- Stored items
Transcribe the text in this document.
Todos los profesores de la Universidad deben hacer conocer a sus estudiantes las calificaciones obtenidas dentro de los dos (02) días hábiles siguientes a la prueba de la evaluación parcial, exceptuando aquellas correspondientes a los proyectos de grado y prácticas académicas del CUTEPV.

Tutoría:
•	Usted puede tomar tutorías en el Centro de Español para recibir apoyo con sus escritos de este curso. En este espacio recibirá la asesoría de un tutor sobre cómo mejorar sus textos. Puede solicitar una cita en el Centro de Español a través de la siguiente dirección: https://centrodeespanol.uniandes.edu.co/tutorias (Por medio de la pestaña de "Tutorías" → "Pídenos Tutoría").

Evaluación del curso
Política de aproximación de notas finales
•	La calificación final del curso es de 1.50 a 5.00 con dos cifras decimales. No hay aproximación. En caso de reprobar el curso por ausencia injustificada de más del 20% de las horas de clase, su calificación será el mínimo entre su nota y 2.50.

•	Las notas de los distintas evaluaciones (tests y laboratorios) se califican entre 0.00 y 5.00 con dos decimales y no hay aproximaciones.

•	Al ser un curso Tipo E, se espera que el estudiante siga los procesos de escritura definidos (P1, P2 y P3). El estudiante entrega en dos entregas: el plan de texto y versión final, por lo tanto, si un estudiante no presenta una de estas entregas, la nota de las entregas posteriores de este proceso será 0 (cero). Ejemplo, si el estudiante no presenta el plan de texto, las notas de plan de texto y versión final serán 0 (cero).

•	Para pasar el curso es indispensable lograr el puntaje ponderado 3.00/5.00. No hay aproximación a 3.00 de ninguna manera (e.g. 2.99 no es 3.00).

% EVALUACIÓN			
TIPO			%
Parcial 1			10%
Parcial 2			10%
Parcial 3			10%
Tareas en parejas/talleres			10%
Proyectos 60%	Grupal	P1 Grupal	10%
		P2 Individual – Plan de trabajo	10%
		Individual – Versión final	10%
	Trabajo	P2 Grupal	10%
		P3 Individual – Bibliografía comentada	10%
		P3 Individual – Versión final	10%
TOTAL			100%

- SHORT TASK
Go through the material above and count the lines that include "Tutoría". Give the number alone.

- SOLVED PROBLEM
2